— begin Data lines —
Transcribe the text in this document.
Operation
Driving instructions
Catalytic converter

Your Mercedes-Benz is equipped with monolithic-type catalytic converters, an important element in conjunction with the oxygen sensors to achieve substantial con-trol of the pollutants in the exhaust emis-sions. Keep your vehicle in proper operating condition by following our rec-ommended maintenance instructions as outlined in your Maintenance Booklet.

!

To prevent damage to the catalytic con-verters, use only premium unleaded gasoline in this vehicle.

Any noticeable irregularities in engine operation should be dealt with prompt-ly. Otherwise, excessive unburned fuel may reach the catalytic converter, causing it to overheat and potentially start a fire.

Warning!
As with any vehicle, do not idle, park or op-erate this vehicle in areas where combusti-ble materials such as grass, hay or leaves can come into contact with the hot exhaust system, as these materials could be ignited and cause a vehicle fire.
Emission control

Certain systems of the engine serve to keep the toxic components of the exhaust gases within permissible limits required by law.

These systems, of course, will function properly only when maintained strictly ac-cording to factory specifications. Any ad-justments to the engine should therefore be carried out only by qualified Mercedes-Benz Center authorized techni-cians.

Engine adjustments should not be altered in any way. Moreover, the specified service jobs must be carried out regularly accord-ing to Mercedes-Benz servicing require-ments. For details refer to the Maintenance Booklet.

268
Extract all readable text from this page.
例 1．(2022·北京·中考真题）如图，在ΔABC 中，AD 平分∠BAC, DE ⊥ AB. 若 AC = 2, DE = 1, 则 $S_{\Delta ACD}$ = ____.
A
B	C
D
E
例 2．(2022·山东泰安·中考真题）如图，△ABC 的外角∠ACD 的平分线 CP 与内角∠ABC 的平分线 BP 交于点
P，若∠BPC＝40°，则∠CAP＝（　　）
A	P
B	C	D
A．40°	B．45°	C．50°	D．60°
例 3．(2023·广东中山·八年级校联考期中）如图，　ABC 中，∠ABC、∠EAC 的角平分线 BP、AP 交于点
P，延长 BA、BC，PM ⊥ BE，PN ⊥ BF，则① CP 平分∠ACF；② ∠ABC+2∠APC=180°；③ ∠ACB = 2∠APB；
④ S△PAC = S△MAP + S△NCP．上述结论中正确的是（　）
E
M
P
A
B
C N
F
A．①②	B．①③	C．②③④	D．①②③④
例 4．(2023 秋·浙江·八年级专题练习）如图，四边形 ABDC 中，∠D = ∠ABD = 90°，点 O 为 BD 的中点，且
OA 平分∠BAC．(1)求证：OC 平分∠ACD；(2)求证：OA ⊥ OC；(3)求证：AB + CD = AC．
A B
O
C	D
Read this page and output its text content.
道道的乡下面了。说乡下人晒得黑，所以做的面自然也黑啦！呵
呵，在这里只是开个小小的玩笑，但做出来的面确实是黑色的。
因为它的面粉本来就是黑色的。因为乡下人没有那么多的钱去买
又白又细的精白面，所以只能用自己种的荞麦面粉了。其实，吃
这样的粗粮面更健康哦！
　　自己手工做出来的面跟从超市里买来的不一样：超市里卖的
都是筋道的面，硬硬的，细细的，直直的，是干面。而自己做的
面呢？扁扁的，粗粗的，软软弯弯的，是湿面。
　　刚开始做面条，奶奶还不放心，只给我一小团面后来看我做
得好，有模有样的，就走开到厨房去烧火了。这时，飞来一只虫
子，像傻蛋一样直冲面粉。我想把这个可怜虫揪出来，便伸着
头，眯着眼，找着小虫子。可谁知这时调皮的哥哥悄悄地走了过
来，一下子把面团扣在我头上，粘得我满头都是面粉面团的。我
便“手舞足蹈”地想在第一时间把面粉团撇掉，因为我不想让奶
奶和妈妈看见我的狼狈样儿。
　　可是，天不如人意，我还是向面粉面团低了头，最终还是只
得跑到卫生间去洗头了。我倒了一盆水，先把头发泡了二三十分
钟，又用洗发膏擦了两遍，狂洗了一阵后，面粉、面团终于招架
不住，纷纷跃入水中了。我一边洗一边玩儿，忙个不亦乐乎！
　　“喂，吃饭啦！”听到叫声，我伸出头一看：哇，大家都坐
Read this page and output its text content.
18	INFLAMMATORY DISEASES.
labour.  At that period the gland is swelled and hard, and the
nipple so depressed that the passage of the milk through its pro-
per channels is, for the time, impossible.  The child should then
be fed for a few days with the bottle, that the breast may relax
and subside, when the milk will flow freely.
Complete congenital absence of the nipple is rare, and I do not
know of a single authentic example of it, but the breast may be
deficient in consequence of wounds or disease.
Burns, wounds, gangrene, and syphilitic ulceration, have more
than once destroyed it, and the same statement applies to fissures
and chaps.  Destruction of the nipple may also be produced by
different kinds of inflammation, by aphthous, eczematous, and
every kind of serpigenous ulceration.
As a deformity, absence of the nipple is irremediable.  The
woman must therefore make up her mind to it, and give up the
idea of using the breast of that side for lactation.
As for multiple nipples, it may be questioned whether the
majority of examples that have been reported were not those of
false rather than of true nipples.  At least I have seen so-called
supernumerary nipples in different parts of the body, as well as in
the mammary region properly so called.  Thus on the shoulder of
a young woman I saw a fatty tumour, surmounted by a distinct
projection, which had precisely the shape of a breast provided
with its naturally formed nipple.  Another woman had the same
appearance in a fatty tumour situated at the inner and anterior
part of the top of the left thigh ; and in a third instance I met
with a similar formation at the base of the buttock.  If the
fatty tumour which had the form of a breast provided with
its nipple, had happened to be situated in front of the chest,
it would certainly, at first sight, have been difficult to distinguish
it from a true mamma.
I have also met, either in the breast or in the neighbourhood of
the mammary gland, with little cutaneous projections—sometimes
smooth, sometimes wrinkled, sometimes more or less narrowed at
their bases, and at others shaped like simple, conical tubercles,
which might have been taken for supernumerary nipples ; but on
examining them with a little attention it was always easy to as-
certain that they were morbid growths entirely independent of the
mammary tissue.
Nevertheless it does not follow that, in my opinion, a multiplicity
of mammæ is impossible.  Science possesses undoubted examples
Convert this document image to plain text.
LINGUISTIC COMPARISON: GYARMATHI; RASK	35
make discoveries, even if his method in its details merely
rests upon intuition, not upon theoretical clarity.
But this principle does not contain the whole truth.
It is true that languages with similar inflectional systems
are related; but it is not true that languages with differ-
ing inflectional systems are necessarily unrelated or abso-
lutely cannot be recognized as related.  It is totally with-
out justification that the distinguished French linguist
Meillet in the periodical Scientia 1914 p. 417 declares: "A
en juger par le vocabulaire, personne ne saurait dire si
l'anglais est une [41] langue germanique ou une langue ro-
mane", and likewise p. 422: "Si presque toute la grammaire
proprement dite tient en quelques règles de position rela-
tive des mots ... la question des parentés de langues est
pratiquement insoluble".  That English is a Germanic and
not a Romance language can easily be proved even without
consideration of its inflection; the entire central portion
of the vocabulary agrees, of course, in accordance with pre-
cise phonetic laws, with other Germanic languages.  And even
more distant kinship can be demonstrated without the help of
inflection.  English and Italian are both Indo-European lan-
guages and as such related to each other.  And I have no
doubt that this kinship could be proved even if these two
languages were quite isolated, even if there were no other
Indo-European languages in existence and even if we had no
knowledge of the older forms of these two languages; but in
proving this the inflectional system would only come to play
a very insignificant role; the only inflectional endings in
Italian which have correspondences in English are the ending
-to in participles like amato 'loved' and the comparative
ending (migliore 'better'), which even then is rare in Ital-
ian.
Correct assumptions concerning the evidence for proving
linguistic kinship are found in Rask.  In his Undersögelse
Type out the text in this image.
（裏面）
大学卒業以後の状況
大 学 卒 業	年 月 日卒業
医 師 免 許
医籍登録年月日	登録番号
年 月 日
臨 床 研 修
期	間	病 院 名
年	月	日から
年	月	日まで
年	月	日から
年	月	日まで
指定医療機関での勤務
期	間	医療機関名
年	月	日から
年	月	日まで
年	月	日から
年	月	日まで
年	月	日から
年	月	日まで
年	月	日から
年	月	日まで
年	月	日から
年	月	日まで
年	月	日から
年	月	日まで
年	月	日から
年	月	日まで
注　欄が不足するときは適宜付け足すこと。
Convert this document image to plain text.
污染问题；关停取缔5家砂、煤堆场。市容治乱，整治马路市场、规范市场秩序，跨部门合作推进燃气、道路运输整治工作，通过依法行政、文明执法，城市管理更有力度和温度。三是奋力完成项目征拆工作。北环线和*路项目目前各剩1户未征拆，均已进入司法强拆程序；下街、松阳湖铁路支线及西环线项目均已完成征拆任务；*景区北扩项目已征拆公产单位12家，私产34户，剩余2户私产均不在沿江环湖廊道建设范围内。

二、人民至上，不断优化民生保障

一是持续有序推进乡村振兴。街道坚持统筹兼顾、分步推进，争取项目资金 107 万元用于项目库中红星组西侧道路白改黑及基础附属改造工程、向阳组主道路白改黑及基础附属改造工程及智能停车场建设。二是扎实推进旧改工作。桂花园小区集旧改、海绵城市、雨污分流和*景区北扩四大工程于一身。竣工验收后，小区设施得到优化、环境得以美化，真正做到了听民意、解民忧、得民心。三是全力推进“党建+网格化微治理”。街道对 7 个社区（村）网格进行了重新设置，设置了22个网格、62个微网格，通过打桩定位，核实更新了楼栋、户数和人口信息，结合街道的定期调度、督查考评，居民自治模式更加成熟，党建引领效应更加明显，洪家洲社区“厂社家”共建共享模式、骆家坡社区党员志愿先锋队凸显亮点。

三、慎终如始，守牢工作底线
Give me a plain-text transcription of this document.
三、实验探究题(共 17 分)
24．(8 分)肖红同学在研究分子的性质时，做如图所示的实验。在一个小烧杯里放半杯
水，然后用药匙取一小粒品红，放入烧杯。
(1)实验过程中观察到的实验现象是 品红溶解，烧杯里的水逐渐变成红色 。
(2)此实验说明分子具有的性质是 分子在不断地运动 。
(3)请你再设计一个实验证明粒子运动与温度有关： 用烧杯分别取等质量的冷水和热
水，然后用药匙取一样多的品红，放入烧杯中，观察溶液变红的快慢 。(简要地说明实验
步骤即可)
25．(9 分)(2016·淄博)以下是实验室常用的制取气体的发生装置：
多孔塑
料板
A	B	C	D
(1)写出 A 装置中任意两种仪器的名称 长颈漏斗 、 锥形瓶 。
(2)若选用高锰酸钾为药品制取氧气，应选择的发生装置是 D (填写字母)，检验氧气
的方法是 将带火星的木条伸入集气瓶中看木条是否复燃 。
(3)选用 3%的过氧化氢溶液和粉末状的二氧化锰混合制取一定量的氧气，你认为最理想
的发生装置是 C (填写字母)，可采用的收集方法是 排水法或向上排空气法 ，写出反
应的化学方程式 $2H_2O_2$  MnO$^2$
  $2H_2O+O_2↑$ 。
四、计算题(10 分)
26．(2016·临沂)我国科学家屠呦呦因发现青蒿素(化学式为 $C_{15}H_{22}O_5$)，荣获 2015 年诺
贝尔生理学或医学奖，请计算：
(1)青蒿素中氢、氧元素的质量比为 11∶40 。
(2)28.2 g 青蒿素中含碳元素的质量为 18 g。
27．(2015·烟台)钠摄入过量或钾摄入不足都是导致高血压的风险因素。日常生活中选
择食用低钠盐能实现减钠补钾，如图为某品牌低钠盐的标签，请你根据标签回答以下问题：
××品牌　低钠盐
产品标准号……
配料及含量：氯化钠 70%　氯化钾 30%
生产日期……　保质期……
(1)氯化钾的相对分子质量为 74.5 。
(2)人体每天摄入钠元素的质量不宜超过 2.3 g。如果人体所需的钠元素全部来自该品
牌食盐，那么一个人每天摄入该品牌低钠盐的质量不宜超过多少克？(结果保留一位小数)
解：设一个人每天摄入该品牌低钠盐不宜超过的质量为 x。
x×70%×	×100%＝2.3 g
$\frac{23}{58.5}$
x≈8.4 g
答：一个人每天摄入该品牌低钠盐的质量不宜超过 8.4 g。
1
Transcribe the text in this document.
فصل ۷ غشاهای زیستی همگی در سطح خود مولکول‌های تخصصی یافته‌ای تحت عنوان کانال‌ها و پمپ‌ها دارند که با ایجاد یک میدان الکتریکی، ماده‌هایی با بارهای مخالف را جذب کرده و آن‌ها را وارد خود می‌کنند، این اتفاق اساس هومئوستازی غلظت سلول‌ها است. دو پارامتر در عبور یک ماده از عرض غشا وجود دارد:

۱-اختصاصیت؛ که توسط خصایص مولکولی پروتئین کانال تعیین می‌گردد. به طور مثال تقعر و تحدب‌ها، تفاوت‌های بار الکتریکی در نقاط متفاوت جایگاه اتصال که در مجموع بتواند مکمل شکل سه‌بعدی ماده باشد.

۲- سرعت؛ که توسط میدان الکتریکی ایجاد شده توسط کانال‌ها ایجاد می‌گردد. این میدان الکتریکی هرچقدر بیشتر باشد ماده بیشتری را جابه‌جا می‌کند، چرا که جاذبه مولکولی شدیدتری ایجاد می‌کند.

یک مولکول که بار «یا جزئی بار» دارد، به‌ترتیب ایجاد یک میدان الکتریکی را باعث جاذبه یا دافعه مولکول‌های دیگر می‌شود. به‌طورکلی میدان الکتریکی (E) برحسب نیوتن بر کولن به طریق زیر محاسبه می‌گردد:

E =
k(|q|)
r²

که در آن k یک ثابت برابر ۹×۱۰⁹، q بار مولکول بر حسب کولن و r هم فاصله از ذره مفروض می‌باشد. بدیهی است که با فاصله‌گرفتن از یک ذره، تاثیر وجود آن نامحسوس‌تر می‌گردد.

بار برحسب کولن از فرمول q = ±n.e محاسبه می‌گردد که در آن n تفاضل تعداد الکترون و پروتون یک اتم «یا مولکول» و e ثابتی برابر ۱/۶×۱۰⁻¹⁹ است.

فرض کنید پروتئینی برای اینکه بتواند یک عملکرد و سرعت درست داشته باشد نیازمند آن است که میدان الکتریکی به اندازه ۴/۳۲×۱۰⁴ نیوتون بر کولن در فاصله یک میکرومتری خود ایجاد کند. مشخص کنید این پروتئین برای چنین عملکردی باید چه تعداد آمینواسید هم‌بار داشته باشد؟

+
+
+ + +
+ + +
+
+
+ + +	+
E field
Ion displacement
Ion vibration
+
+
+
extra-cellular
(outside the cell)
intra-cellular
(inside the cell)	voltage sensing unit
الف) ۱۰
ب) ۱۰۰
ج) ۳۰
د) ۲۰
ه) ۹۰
— end Data lines —
What you are asked to do ▸
Count all lines of the data that include "ایجاد". The answer is the number alone.

Answer for the task ▸
4